Exercise goal:
Copy down all of the data underneath, exactly as shown.

Data for the task:
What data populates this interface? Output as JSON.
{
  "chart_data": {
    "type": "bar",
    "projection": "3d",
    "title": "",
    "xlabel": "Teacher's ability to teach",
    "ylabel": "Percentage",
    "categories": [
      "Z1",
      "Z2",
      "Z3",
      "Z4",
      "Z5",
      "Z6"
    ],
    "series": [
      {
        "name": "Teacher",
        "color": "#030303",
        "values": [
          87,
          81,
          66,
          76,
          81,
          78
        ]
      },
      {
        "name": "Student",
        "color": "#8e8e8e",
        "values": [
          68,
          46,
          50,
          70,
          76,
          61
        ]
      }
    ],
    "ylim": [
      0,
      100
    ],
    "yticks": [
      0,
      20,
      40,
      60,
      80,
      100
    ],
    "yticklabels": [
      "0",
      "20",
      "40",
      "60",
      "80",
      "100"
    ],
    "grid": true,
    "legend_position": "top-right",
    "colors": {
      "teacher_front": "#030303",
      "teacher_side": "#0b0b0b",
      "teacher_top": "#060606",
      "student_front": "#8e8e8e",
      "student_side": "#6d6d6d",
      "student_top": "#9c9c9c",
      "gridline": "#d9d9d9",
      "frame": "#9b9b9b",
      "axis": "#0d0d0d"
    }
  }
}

Correct output:
What data populates this interface? Output as JSON.
{
  "chart_data": {
    "type": "bar",
    "projection": "3d",
    "title": "",
    "xlabel": "Teacher's ability to teach",
    "ylabel": "Percentage",
    "categories": [
      "Z1",
      "Z2",
      "Z3",
      "Z4",
      "Z5",
      "Z6"
    ],
    "series": [
      {
        "name": "Teacher",
        "color": "#030303",
        "values": [
          87,
          81,
          66,
          76,
          81,
          78
        ]
      },
      {
        "name": "Student",
        "color": "#8e8e8e",
        "values": [
          68,
          46,
          50,
          70,
          76,
          61
        ]
      }
    ],
    "ylim": [
      0,
      100
    ],
    "yticks": [
      0,
      20,
      40,
      60,
      80,
      100
    ],
    "yticklabels": [
      "0",
      "20",
      "40",
      "60",
      "80",
      "100"
    ],
    "grid": true,
    "legend_position": "top-right",
    "colors": {
      "teacher_front": "#030303",
      "teacher_side": "#0b0b0b",
      "teacher_top": "#060606",
      "student_front": "#8e8e8e",
      "student_side": "#6d6d6d",
      "student_top": "#9c9c9c",
      "gridline": "#d9d9d9",
      "frame": "#9b9b9b",
      "axis": "#0d0d0d"
    }
  }
}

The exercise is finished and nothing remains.